SUPPLIED TEXT
----

Friday, May 26, 2017

Basic Training Concepts

Most of my blog posts thus far has covered advanced concepts for running.  What I decided to post today is some very basic concepts to training in general that will pull together all these other more advanced concepts.

Adaption to Training


So let's start with what is training?

The basic idea is that you are currently in some basic level of fitness (or lack of fitness).  You have some goal to reach,  For example, you want to lose weight, or you want to be able to run a mile without walking, or running out of breath. Maybe you want to run a 5K or a half marathon some day.  Your current fitness level is unsatisfactory and you want to train so that your future fitness level will enable you to reach your goal.

If you want to run a mile without walking or breathing heavy, you know you have to do a bit of running on a consistent basis so that in say, 12 weeks, your fitness level improves so that you are able to run that mile without walking or breathing heavy.  So how do I get from point A (right now) to point B (in twelve weeks).  And there are great training plans that will help you do that.  For a very basic runner starting out, things like Jeff Galloway's run/walk/run method or a C25K plan will help you get there.  But can you break that plan down and explain in basic terms how that plan was created so that I can apply that to say training for a half marathon?  That is what this blog post will attempt to help you with.

----

OBJECTIVES
• a. Answer these from the basic training concepts post:
(i) What have most of the blog's posts covered so far?
(ii) In the example of running a mile without walking, over how many weeks does fitness improve?
(iii) Which two plans does the post name for a very basic runner starting out?
• b. According to the basic training concepts post, why does it cover very basic training concepts on this date?

DATASET CONTENT

----

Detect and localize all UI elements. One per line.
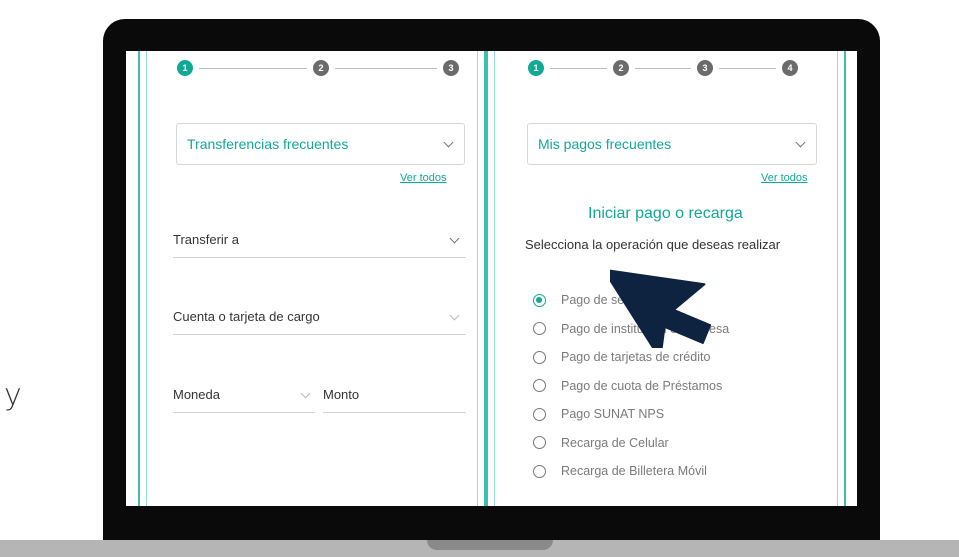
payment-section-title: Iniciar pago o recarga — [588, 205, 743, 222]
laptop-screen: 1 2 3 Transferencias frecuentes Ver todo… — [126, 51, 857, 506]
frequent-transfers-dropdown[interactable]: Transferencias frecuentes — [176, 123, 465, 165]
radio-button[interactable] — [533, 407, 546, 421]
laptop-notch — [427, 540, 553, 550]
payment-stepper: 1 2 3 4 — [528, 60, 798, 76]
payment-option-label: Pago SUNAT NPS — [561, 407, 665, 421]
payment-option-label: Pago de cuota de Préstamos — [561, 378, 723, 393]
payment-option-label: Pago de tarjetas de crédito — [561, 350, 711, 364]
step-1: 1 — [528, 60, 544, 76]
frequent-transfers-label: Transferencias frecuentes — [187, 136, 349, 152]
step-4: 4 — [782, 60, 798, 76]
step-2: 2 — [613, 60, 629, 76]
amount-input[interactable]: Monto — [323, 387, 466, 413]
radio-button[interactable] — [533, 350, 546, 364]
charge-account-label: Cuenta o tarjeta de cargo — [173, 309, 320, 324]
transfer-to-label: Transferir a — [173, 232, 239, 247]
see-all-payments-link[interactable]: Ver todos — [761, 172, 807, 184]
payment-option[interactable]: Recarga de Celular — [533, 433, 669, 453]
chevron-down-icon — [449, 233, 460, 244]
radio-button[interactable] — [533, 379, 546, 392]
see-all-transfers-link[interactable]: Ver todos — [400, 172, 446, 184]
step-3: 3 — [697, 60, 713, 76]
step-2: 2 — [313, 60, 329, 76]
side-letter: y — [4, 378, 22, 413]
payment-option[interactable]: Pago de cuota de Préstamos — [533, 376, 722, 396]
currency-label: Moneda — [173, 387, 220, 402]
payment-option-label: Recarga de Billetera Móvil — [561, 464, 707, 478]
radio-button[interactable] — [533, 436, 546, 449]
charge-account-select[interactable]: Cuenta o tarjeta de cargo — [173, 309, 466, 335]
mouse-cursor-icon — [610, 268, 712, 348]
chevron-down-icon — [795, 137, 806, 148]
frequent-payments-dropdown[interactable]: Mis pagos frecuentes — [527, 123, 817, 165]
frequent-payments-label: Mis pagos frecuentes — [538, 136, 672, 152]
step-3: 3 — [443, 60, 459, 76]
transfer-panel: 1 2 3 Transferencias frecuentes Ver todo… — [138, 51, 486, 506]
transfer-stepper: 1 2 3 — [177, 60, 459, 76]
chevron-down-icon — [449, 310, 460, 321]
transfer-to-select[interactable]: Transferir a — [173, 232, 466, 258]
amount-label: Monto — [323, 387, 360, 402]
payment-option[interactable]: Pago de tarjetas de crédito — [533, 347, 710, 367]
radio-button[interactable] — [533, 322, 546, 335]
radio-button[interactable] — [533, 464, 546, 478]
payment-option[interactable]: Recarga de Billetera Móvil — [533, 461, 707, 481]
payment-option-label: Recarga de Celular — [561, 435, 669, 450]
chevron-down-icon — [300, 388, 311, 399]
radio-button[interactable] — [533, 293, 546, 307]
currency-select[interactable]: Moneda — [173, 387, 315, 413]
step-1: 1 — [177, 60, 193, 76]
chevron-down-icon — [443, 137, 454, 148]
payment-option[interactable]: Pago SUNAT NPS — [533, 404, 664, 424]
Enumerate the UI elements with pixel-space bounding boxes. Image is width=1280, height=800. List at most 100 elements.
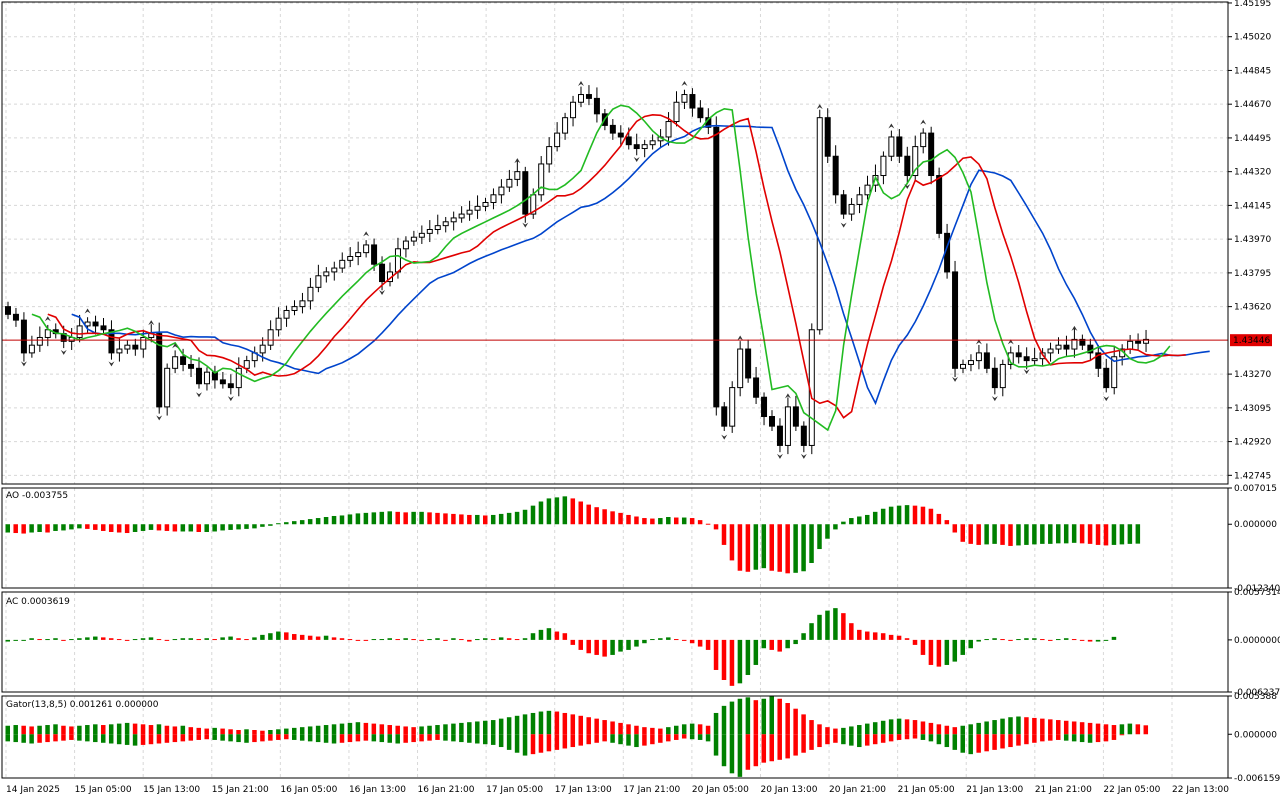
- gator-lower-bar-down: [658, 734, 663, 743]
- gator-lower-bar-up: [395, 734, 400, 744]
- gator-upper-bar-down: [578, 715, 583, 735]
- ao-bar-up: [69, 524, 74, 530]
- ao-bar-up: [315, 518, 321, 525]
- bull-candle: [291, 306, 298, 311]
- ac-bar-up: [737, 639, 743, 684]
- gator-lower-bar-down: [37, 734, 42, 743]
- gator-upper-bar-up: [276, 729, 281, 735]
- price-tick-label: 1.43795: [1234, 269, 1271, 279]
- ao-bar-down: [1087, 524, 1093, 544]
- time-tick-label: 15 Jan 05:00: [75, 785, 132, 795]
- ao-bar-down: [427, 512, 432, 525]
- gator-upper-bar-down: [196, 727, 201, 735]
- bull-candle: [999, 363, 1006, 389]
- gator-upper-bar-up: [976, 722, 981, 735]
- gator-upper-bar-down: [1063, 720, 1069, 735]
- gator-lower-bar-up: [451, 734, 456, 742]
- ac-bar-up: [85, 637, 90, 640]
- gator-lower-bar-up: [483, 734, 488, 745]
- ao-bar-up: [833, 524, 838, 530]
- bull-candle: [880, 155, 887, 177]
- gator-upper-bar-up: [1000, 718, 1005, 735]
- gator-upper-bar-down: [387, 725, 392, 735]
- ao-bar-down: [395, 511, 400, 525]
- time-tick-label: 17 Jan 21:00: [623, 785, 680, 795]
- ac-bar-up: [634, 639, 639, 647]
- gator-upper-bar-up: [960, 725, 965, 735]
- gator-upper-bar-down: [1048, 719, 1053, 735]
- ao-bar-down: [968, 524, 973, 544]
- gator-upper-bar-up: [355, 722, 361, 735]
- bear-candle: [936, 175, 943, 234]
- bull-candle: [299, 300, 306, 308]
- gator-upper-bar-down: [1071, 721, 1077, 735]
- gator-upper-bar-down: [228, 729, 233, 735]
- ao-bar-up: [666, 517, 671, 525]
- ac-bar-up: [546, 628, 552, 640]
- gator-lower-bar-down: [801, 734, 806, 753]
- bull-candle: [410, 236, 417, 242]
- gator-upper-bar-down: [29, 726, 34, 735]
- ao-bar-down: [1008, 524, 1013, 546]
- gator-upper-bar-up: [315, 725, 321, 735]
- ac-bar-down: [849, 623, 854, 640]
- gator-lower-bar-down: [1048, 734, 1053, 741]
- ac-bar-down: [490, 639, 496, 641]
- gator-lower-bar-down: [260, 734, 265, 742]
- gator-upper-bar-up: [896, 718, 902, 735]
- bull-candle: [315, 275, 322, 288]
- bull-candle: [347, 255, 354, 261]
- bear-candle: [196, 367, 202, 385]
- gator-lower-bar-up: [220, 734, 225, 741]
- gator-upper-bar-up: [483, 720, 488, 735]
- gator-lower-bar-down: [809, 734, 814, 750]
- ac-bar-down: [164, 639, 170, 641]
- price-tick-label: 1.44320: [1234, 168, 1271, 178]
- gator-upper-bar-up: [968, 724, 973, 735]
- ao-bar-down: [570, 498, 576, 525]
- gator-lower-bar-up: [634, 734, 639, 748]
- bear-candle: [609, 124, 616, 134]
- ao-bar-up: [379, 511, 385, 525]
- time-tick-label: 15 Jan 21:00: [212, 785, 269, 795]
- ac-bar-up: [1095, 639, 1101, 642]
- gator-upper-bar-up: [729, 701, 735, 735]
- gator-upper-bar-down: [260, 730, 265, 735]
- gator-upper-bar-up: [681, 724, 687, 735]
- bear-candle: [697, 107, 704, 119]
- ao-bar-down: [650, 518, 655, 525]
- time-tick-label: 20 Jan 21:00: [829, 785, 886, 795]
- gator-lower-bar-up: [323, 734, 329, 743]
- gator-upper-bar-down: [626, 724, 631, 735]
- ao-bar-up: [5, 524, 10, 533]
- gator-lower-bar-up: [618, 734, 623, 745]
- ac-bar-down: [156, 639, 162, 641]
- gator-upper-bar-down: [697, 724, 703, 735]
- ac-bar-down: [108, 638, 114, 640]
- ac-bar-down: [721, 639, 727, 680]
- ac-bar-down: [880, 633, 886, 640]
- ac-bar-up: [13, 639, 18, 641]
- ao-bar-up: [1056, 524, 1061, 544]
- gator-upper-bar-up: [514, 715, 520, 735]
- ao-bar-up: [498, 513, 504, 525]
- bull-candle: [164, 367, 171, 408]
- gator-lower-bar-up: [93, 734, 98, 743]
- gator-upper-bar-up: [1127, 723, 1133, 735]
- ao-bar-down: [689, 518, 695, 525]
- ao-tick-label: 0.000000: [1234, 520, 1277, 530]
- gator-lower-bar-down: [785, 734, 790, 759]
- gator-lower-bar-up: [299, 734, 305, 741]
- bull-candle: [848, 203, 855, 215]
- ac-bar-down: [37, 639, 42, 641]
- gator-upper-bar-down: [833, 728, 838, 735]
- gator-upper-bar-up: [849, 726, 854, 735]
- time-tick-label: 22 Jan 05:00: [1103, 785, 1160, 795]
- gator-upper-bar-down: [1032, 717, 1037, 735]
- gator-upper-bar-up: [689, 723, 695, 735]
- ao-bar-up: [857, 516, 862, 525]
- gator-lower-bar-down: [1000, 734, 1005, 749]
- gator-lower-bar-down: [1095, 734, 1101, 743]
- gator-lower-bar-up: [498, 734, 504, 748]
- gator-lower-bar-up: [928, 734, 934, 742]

----

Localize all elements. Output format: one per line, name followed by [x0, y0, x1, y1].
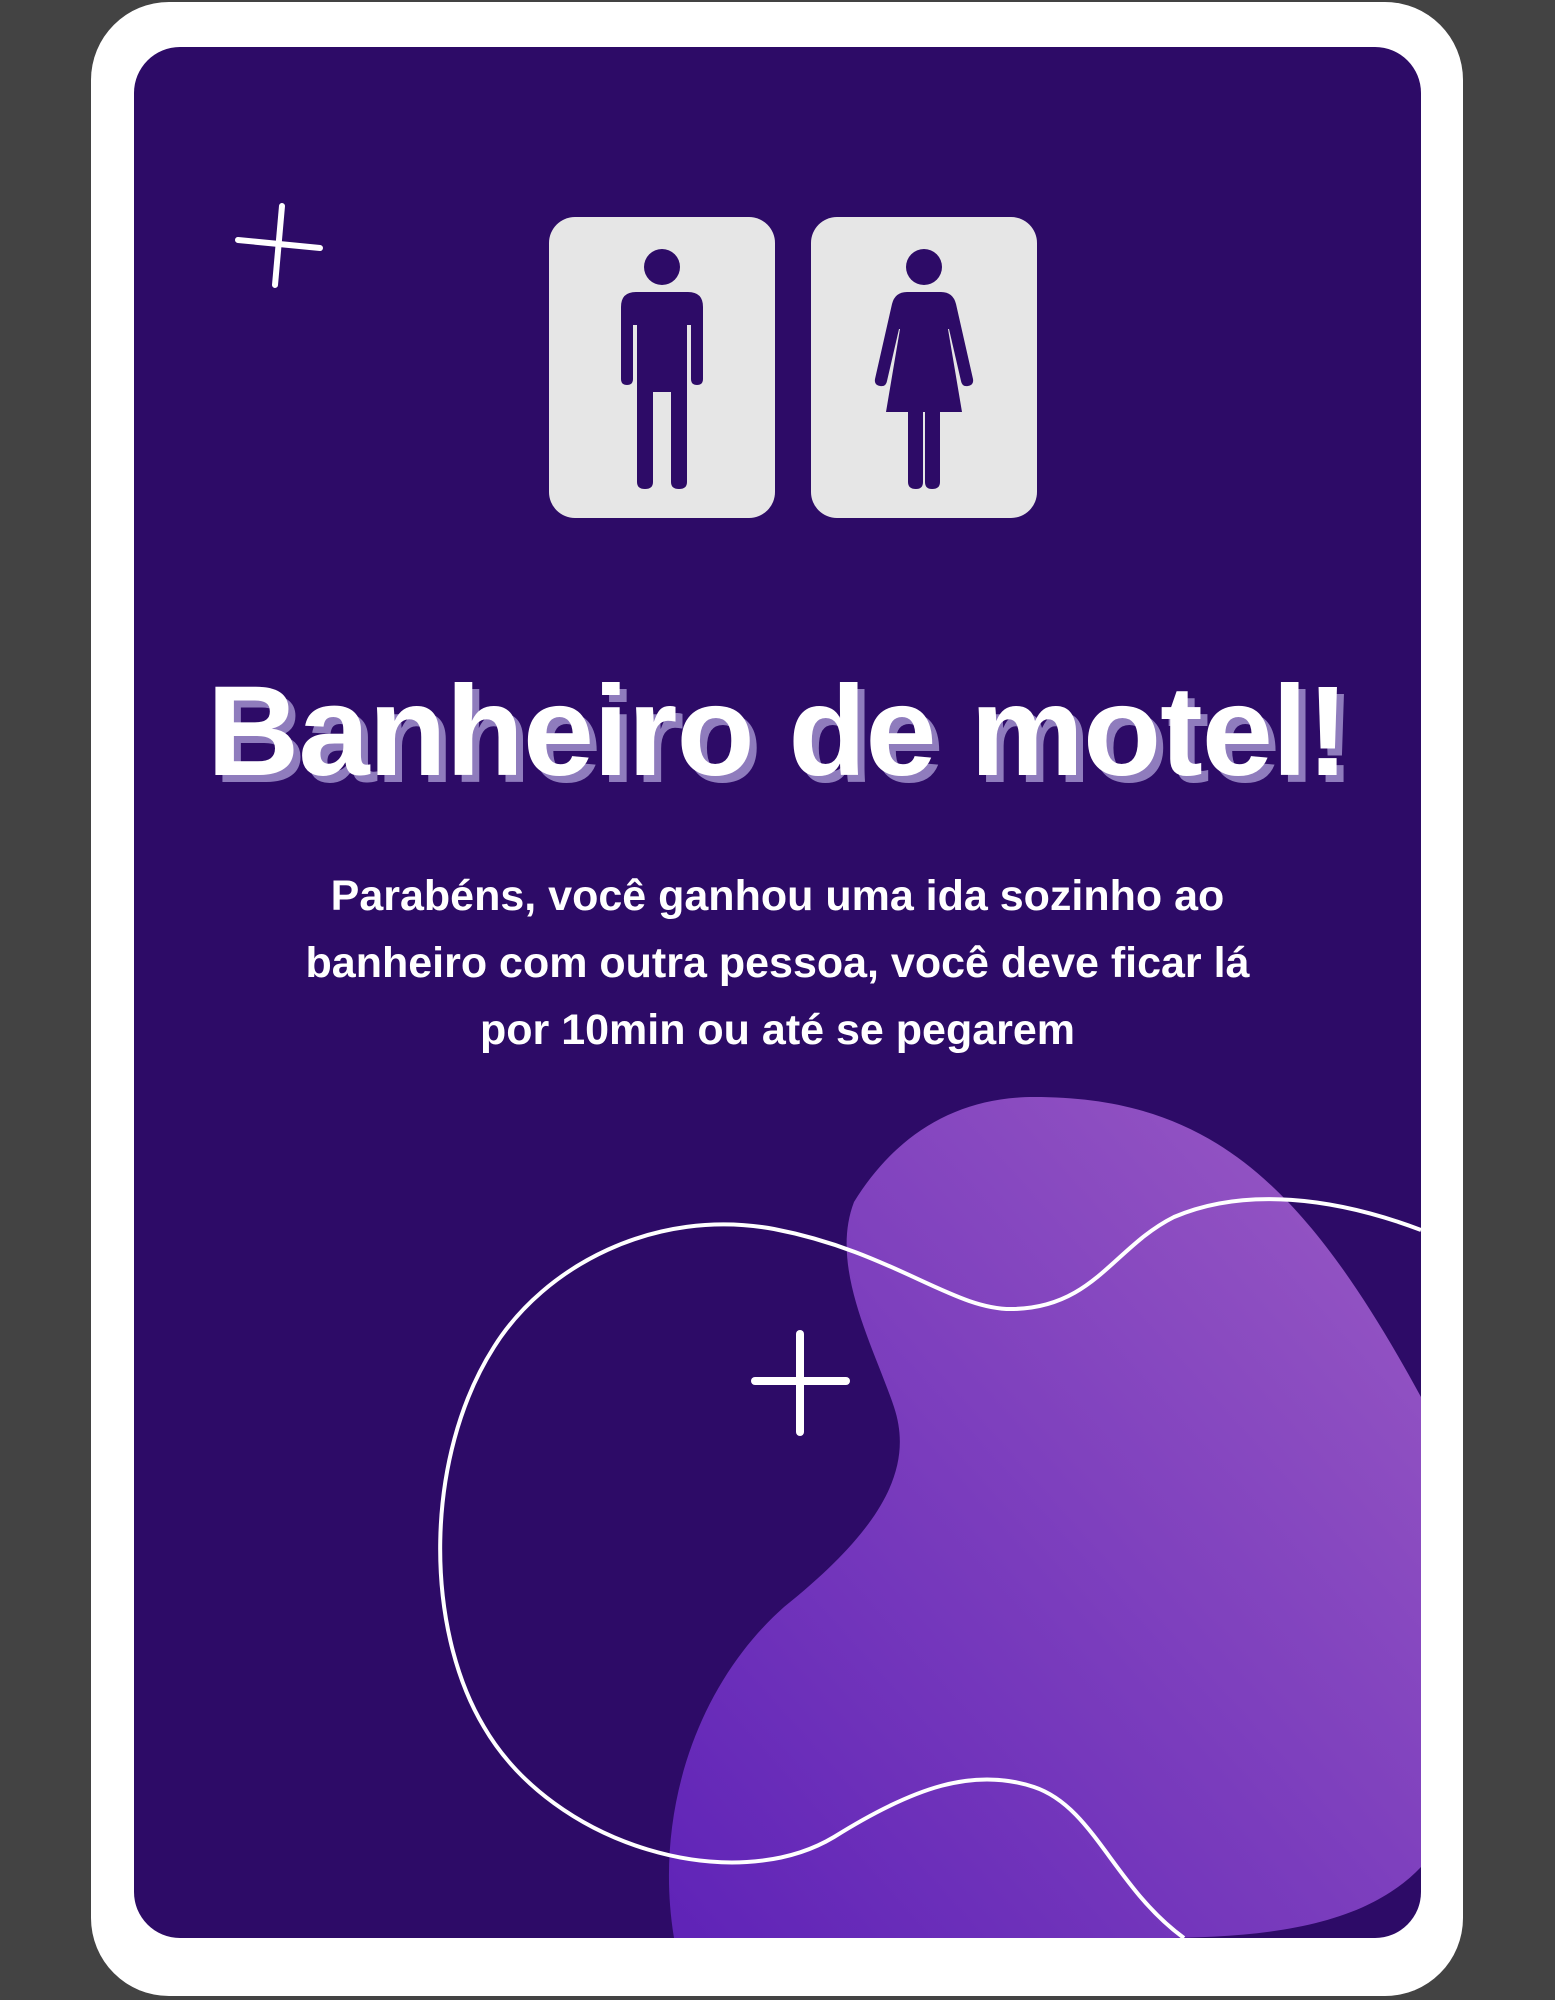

----

TASK-BY-TASK OUTPUTS
• a.
(i) Advanced concepts for running.
(ii) 12 weeks.
(iii) Jeff Galloway's run/walk/run method and a C25K plan.

• b. Earlier posts mostly covered advanced running concepts. These basic concepts of training in general will pull all of those more advanced concepts together.